## Task to complete:
Search the material below for the string "this" and list each line that holds it.

- - - - - - -

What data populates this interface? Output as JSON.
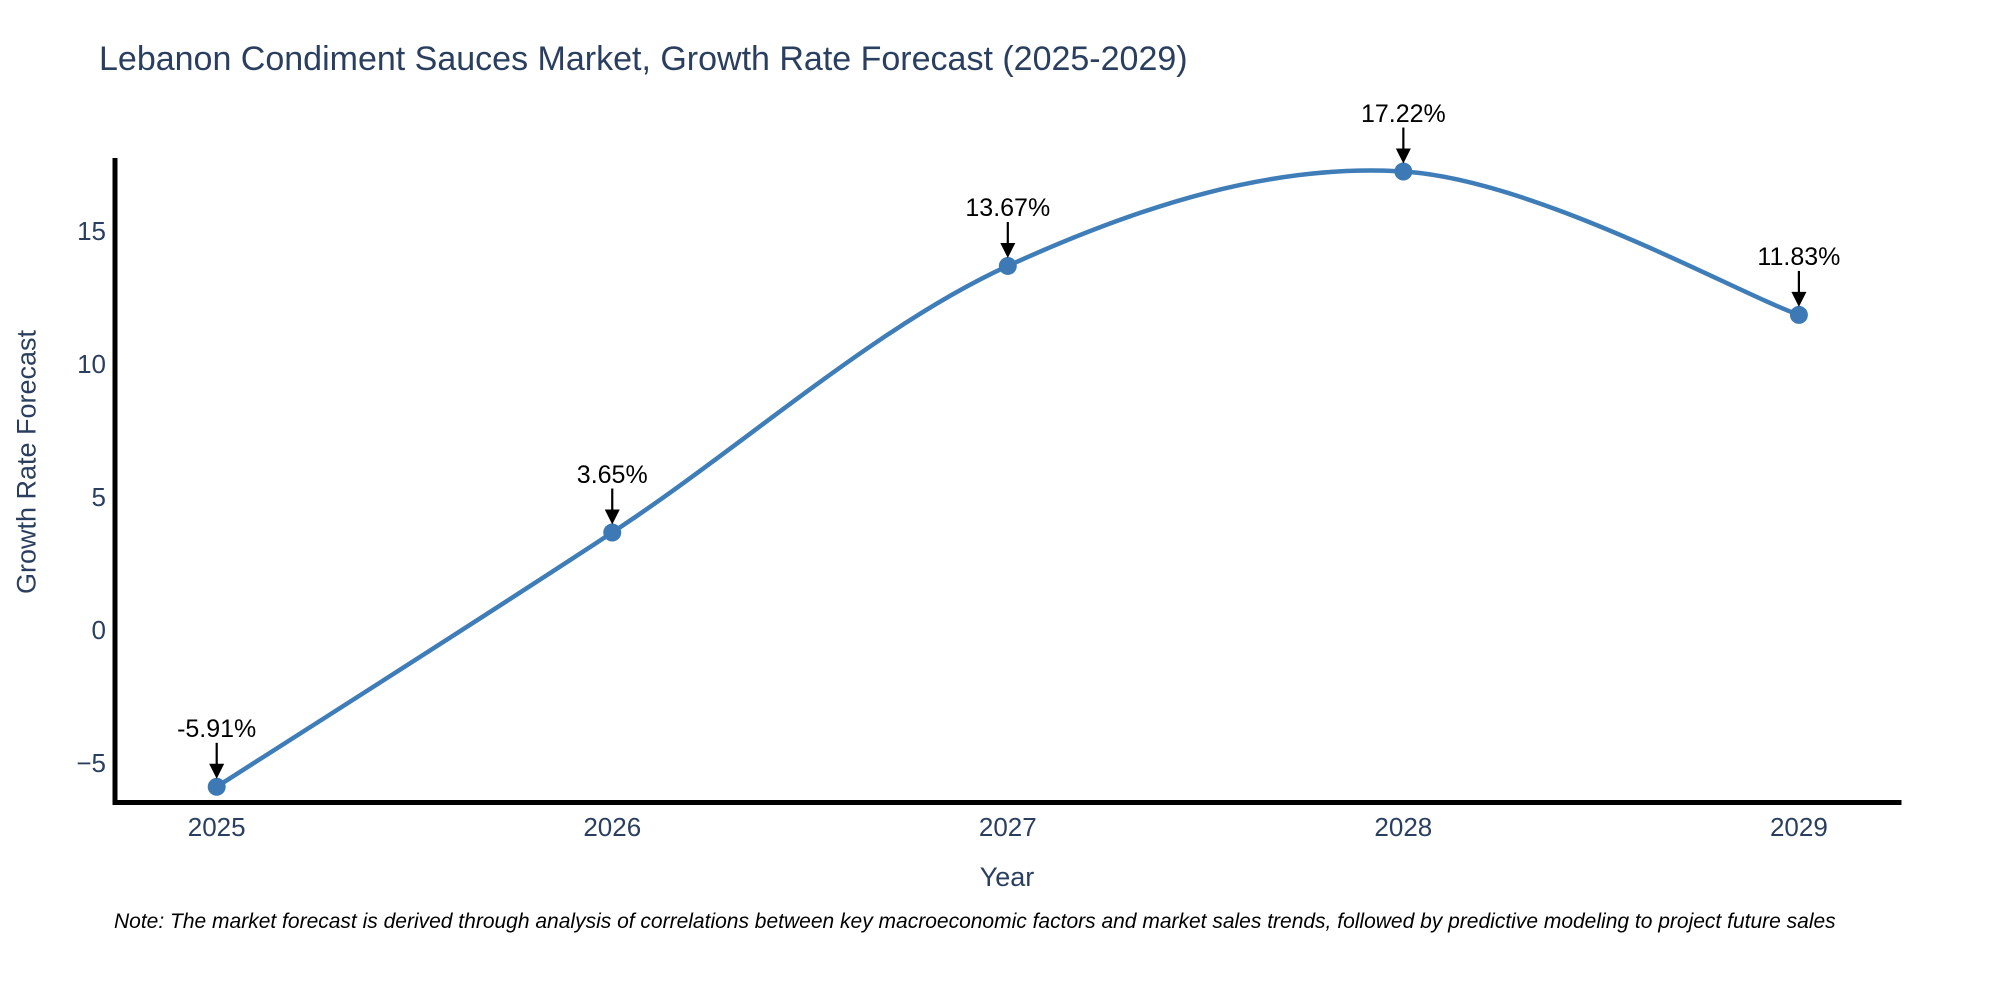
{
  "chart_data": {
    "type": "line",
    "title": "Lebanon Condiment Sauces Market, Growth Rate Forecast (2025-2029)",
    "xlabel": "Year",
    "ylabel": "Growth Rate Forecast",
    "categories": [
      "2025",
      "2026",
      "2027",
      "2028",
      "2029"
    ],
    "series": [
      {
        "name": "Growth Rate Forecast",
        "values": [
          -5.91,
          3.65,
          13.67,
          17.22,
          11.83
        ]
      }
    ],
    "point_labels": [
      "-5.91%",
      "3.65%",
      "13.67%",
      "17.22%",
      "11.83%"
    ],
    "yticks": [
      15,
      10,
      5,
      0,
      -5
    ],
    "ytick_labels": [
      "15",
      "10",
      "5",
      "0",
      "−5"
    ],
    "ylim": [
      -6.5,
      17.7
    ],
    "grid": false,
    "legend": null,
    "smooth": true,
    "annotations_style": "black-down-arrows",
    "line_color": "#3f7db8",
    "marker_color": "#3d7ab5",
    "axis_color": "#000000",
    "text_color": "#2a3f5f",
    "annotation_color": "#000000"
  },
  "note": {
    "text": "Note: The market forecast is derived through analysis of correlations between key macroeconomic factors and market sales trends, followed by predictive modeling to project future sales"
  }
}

- - - - - - -

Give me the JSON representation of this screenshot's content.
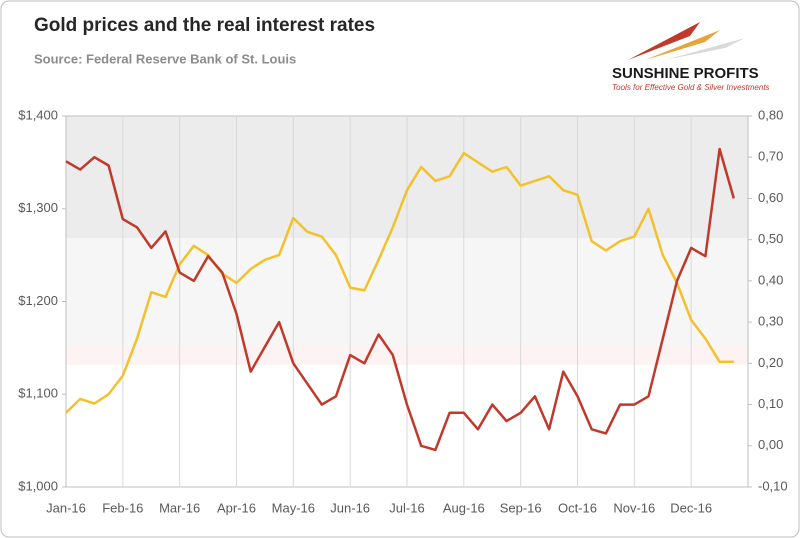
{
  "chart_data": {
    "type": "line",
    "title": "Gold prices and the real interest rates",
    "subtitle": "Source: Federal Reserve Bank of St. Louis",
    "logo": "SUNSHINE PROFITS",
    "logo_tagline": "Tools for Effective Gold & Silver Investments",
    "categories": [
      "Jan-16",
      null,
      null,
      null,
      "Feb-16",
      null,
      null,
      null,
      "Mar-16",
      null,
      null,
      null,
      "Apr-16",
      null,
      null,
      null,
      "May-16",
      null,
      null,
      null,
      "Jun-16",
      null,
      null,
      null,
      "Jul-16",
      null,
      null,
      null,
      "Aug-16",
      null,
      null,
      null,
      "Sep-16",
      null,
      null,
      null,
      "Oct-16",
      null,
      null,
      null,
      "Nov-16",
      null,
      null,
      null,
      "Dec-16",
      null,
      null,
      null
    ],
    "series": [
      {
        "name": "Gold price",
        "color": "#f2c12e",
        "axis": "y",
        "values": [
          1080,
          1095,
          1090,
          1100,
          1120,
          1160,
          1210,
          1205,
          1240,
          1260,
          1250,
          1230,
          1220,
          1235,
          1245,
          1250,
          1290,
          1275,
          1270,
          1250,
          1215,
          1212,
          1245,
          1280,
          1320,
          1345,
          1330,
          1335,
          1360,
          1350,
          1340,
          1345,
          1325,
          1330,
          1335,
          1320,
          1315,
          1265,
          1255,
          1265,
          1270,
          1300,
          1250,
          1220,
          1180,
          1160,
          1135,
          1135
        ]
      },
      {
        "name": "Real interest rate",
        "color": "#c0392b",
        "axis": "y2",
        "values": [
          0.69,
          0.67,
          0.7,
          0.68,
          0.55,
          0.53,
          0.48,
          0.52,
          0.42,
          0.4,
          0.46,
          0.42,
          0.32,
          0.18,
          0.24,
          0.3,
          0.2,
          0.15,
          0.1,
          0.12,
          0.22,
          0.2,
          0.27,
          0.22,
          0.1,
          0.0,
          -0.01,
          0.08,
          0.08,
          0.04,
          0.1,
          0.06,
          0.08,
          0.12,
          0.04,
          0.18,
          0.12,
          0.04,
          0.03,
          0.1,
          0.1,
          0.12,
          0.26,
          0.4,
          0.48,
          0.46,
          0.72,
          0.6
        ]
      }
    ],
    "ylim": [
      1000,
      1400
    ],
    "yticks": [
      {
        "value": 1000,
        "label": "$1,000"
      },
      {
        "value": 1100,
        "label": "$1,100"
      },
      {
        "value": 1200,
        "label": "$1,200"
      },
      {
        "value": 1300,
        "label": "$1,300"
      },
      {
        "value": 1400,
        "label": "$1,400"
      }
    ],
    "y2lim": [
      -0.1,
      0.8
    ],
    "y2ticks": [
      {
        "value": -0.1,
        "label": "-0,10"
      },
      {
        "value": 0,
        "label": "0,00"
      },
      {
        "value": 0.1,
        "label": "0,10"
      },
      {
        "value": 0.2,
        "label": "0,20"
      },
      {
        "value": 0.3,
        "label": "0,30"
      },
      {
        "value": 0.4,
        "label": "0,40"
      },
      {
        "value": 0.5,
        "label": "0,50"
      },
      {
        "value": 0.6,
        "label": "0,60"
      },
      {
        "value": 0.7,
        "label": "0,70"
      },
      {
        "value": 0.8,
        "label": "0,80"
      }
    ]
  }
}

- - - - - - -

## Exercise output:
What data populates this interface? Output as JSON.
Give me the JSON representation of this screenshot's content.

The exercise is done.